Dataset records >>
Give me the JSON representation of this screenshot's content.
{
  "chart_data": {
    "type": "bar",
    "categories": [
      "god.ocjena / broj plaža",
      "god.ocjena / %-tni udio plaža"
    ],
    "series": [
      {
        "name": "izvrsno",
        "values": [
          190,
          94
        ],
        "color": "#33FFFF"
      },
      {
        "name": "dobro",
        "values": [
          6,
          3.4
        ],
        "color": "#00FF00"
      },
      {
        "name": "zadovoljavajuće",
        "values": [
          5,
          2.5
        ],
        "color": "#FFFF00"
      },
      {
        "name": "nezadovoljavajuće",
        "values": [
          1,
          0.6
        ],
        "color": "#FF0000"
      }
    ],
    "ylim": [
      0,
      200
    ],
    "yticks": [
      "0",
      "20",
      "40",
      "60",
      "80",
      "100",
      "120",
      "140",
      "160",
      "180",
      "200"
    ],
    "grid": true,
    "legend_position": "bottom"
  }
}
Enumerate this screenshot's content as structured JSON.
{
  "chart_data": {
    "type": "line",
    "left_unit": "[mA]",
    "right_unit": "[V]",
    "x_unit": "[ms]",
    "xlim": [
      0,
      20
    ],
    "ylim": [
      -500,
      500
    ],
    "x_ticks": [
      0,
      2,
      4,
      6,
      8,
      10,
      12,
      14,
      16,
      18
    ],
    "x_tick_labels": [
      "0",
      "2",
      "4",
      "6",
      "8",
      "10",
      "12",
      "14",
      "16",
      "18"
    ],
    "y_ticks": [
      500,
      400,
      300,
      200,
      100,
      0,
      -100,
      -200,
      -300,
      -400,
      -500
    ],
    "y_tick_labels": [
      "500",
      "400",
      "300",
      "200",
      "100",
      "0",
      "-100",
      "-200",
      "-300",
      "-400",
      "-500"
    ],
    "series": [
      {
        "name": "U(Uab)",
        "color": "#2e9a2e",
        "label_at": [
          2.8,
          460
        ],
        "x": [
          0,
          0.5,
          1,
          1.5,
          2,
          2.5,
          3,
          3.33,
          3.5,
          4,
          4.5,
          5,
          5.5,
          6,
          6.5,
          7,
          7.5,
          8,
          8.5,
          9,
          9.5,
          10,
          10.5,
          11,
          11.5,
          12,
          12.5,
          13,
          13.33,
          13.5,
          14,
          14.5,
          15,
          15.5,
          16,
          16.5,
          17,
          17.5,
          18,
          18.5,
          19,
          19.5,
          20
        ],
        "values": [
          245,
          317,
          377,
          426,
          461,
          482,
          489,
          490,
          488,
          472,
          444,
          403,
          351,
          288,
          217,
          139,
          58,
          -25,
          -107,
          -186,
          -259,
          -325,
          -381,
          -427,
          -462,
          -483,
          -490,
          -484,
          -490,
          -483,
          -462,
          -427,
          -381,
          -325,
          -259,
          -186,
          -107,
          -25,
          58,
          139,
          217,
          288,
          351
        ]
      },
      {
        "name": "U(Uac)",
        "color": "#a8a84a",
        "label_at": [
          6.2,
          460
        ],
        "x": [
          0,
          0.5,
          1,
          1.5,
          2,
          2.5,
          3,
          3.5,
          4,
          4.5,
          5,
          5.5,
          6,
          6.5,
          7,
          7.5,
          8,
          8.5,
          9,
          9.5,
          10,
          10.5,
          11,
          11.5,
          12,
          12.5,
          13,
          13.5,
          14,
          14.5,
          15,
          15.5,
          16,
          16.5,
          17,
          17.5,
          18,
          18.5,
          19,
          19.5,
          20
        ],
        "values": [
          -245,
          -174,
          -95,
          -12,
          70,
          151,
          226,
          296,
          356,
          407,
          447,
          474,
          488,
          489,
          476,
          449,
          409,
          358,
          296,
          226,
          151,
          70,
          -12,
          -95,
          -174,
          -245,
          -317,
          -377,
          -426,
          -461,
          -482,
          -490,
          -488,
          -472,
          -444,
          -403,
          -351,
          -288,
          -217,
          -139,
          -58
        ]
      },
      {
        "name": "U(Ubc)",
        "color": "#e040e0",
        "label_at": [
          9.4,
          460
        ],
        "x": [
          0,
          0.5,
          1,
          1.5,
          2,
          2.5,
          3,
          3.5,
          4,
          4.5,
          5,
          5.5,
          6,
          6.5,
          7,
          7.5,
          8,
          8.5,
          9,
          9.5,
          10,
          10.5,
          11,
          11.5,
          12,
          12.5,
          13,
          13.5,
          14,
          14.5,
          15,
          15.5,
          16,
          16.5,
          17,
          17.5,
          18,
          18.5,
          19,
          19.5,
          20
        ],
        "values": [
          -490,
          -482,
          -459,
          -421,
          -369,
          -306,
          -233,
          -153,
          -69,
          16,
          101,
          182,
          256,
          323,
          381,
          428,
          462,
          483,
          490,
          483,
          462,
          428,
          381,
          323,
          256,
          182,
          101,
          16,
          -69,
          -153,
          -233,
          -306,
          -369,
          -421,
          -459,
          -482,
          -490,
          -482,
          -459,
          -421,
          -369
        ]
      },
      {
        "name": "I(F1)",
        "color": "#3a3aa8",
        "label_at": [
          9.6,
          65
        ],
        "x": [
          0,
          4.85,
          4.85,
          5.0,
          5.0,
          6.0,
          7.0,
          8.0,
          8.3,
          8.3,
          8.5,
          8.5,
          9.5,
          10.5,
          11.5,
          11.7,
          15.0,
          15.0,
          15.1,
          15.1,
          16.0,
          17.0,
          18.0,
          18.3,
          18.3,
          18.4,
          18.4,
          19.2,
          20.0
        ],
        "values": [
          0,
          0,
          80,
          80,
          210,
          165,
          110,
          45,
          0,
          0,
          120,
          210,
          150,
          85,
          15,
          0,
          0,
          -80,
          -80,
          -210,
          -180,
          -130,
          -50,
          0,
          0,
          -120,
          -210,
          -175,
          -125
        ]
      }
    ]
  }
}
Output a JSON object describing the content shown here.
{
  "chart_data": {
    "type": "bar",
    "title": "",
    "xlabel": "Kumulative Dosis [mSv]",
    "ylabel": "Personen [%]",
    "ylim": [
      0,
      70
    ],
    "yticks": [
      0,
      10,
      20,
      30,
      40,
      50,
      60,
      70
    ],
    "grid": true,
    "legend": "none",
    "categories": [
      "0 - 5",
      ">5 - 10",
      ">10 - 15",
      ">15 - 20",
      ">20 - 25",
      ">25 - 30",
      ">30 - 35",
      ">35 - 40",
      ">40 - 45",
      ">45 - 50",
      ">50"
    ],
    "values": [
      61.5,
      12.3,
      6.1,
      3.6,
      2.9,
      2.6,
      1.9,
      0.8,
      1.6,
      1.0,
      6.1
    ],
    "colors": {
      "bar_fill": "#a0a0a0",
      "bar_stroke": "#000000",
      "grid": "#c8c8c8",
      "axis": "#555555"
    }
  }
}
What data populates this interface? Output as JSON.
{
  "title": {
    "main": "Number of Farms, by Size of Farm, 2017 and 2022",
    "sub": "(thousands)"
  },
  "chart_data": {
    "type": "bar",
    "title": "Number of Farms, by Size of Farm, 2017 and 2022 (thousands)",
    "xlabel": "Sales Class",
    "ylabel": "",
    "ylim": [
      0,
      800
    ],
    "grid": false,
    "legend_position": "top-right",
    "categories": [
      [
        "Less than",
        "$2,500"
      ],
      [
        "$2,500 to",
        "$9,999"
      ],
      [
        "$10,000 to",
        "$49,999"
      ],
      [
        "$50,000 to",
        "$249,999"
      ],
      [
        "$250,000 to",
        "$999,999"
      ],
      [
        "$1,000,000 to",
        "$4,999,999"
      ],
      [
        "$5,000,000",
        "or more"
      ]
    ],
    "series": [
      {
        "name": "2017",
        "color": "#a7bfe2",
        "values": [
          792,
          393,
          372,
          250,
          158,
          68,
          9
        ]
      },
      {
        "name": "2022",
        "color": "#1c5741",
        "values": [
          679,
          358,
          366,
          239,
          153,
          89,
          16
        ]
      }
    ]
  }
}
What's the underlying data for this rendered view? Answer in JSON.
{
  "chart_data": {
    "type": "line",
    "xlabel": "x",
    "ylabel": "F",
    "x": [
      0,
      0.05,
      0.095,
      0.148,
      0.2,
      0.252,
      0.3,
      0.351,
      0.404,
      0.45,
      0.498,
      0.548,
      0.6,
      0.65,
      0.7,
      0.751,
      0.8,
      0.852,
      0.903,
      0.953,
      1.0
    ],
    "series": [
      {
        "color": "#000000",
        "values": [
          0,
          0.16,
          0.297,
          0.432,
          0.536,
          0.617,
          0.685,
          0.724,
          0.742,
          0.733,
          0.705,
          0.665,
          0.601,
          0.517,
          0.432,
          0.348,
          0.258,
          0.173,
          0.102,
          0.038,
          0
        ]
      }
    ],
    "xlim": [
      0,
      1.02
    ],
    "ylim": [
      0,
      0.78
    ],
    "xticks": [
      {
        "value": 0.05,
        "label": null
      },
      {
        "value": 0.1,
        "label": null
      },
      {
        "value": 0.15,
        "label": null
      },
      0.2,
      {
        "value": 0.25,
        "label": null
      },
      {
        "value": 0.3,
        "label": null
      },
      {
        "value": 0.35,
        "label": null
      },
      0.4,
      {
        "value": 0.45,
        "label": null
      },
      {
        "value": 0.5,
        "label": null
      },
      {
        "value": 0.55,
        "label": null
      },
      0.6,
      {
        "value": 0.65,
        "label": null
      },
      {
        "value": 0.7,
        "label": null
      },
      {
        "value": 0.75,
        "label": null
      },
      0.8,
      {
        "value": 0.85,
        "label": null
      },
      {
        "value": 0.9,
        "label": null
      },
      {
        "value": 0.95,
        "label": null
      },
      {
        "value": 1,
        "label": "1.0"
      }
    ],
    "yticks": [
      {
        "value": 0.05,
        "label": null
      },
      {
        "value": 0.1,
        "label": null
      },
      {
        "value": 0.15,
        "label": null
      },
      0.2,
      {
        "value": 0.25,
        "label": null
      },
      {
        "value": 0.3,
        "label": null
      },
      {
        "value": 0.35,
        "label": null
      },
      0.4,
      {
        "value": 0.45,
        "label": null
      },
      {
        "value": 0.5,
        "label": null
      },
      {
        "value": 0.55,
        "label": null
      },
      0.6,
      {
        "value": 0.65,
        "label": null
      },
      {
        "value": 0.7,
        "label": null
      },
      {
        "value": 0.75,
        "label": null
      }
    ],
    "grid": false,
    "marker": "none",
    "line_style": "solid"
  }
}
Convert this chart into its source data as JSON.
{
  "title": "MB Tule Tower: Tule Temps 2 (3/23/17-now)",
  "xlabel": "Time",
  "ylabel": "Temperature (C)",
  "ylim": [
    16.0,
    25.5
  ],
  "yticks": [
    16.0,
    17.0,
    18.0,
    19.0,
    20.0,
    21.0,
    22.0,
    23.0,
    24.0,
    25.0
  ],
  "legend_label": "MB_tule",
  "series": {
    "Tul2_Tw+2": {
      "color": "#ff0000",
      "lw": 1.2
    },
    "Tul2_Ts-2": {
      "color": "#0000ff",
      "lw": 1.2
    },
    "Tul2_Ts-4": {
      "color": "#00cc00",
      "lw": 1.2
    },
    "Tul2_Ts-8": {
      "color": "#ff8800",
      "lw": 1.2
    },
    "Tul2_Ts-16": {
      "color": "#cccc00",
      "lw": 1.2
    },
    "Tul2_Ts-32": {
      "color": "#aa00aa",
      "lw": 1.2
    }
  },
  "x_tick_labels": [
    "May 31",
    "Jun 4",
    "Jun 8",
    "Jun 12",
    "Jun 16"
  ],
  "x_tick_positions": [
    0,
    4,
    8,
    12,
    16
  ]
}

Exercise directions >> In the entries above, find every line with the word "Number" and list it.

Full output >>
    "main": "Number of Farms, by Size of Farm, 2017 and 2022",
    "title": "Number of Farms, by Size of Farm, 2017 and 2022 (thousands)",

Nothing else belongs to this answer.